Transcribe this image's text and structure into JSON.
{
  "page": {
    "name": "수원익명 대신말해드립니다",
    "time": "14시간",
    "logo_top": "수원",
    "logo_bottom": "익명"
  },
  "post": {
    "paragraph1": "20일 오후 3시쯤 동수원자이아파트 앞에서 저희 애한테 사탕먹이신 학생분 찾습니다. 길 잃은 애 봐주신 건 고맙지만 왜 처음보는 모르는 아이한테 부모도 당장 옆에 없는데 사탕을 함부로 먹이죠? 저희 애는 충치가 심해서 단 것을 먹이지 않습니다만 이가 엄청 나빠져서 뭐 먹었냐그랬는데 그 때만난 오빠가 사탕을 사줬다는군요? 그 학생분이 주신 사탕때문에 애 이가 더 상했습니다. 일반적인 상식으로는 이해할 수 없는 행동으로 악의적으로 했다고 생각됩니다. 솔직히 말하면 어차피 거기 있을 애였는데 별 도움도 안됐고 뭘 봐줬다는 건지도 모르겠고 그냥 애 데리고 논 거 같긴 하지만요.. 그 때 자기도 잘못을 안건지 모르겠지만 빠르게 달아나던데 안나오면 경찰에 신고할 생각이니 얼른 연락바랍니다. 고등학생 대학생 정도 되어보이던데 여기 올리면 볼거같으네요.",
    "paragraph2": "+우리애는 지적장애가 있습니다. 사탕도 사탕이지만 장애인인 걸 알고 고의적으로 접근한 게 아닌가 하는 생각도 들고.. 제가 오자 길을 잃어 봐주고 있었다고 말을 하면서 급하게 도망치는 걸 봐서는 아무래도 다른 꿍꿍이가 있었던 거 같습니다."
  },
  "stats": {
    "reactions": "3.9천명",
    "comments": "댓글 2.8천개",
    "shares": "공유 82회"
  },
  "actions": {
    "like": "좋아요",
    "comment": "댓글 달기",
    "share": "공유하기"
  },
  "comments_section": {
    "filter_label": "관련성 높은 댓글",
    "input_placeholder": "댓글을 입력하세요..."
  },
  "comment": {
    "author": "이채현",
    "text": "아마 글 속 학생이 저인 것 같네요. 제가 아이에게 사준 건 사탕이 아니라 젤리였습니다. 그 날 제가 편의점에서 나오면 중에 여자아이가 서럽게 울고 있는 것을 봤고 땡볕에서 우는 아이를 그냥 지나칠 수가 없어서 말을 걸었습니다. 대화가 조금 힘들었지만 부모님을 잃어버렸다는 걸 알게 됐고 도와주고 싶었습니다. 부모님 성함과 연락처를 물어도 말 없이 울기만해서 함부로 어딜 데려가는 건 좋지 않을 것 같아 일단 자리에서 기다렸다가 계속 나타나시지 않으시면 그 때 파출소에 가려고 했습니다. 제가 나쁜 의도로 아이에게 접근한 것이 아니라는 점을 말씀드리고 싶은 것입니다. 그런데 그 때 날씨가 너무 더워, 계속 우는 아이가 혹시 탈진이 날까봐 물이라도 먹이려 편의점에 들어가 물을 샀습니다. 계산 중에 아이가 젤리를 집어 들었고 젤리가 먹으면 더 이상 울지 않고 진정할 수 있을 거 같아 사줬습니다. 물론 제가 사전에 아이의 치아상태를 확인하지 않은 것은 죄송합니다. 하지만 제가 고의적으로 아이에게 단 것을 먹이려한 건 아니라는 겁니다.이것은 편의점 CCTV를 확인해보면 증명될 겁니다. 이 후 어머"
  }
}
::::::::
## Work instructions
Each entry above is to be set down again in exactly the same words.

## The output
Transcribe this image's text and structure into JSON.
{
  "page": {
    "name": "수원익명 대신말해드립니다",
    "time": "14시간",
    "logo_top": "수원",
    "logo_bottom": "익명"
  },
  "post": {
    "paragraph1": "20일 오후 3시쯤 동수원자이아파트 앞에서 저희 애한테 사탕먹이신 학생분 찾습니다. 길 잃은 애 봐주신 건 고맙지만 왜 처음보는 모르는 아이한테 부모도 당장 옆에 없는데 사탕을 함부로 먹이죠? 저희 애는 충치가 심해서 단 것을 먹이지 않습니다만 이가 엄청 나빠져서 뭐 먹었냐그랬는데 그 때만난 오빠가 사탕을 사줬다는군요? 그 학생분이 주신 사탕때문에 애 이가 더 상했습니다. 일반적인 상식으로는 이해할 수 없는 행동으로 악의적으로 했다고 생각됩니다. 솔직히 말하면 어차피 거기 있을 애였는데 별 도움도 안됐고 뭘 봐줬다는 건지도 모르겠고 그냥 애 데리고 논 거 같긴 하지만요.. 그 때 자기도 잘못을 안건지 모르겠지만 빠르게 달아나던데 안나오면 경찰에 신고할 생각이니 얼른 연락바랍니다. 고등학생 대학생 정도 되어보이던데 여기 올리면 볼거같으네요.",
    "paragraph2": "+우리애는 지적장애가 있습니다. 사탕도 사탕이지만 장애인인 걸 알고 고의적으로 접근한 게 아닌가 하는 생각도 들고.. 제가 오자 길을 잃어 봐주고 있었다고 말을 하면서 급하게 도망치는 걸 봐서는 아무래도 다른 꿍꿍이가 있었던 거 같습니다."
  },
  "stats": {
    "reactions": "3.9천명",
    "comments": "댓글 2.8천개",
    "shares": "공유 82회"
  },
  "actions": {
    "like": "좋아요",
    "comment": "댓글 달기",
    "share": "공유하기"
  },
  "comments_section": {
    "filter_label": "관련성 높은 댓글",
    "input_placeholder": "댓글을 입력하세요..."
  },
  "comment": {
    "author": "이채현",
    "text": "아마 글 속 학생이 저인 것 같네요. 제가 아이에게 사준 건 사탕이 아니라 젤리였습니다. 그 날 제가 편의점에서 나오면 중에 여자아이가 서럽게 울고 있는 것을 봤고 땡볕에서 우는 아이를 그냥 지나칠 수가 없어서 말을 걸었습니다. 대화가 조금 힘들었지만 부모님을 잃어버렸다는 걸 알게 됐고 도와주고 싶었습니다. 부모님 성함과 연락처를 물어도 말 없이 울기만해서 함부로 어딜 데려가는 건 좋지 않을 것 같아 일단 자리에서 기다렸다가 계속 나타나시지 않으시면 그 때 파출소에 가려고 했습니다. 제가 나쁜 의도로 아이에게 접근한 것이 아니라는 점을 말씀드리고 싶은 것입니다. 그런데 그 때 날씨가 너무 더워, 계속 우는 아이가 혹시 탈진이 날까봐 물이라도 먹이려 편의점에 들어가 물을 샀습니다. 계산 중에 아이가 젤리를 집어 들었고 젤리가 먹으면 더 이상 울지 않고 진정할 수 있을 거 같아 사줬습니다. 물론 제가 사전에 아이의 치아상태를 확인하지 않은 것은 죄송합니다. 하지만 제가 고의적으로 아이에게 단 것을 먹이려한 건 아니라는 겁니다.이것은 편의점 CCTV를 확인해보면 증명될 겁니다. 이 후 어머"
  }
}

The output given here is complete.